Goal —
Write every line of the material out exactly as shown.

Start

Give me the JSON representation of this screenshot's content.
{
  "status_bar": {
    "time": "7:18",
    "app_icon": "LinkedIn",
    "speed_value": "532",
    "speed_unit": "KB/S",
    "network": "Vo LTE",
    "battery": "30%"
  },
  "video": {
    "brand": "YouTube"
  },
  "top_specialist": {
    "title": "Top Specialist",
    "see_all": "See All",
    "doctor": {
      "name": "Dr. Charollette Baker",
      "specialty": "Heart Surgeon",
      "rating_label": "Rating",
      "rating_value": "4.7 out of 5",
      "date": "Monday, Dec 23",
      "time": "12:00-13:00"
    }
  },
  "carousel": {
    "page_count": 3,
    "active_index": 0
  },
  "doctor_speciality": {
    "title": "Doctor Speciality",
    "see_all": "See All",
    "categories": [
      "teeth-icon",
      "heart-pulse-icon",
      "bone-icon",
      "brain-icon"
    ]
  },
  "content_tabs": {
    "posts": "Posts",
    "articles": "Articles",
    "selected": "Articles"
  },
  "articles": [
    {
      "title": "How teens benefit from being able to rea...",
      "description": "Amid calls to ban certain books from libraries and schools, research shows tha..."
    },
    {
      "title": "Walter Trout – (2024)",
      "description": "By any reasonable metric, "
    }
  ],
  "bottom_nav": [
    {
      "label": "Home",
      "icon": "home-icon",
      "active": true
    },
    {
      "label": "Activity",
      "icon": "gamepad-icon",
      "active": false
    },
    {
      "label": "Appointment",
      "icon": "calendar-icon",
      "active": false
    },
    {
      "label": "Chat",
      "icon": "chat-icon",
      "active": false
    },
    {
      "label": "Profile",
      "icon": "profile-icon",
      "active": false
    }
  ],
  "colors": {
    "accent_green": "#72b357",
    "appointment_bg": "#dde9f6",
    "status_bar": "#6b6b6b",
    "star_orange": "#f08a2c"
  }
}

End

Output below —
Give me the JSON representation of this screenshot's content.
{
  "status_bar": {
    "time": "7:18",
    "app_icon": "LinkedIn",
    "speed_value": "532",
    "speed_unit": "KB/S",
    "network": "Vo LTE",
    "battery": "30%"
  },
  "video": {
    "brand": "YouTube"
  },
  "top_specialist": {
    "title": "Top Specialist",
    "see_all": "See All",
    "doctor": {
      "name": "Dr. Charollette Baker",
      "specialty": "Heart Surgeon",
      "rating_label": "Rating",
      "rating_value": "4.7 out of 5",
      "date": "Monday, Dec 23",
      "time": "12:00-13:00"
    }
  },
  "carousel": {
    "page_count": 3,
    "active_index": 0
  },
  "doctor_speciality": {
    "title": "Doctor Speciality",
    "see_all": "See All",
    "categories": [
      "teeth-icon",
      "heart-pulse-icon",
      "bone-icon",
      "brain-icon"
    ]
  },
  "content_tabs": {
    "posts": "Posts",
    "articles": "Articles",
    "selected": "Articles"
  },
  "articles": [
    {
      "title": "How teens benefit from being able to rea...",
      "description": "Amid calls to ban certain books from libraries and schools, research shows tha..."
    },
    {
      "title": "Walter Trout – (2024)",
      "description": "By any reasonable metric, "
    }
  ],
  "bottom_nav": [
    {
      "label": "Home",
      "icon": "home-icon",
      "active": true
    },
    {
      "label": "Activity",
      "icon": "gamepad-icon",
      "active": false
    },
    {
      "label": "Appointment",
      "icon": "calendar-icon",
      "active": false
    },
    {
      "label": "Chat",
      "icon": "chat-icon",
      "active": false
    },
    {
      "label": "Profile",
      "icon": "profile-icon",
      "active": false
    }
  ],
  "colors": {
    "accent_green": "#72b357",
    "appointment_bg": "#dde9f6",
    "status_bar": "#6b6b6b",
    "star_orange": "#f08a2c"
  }
}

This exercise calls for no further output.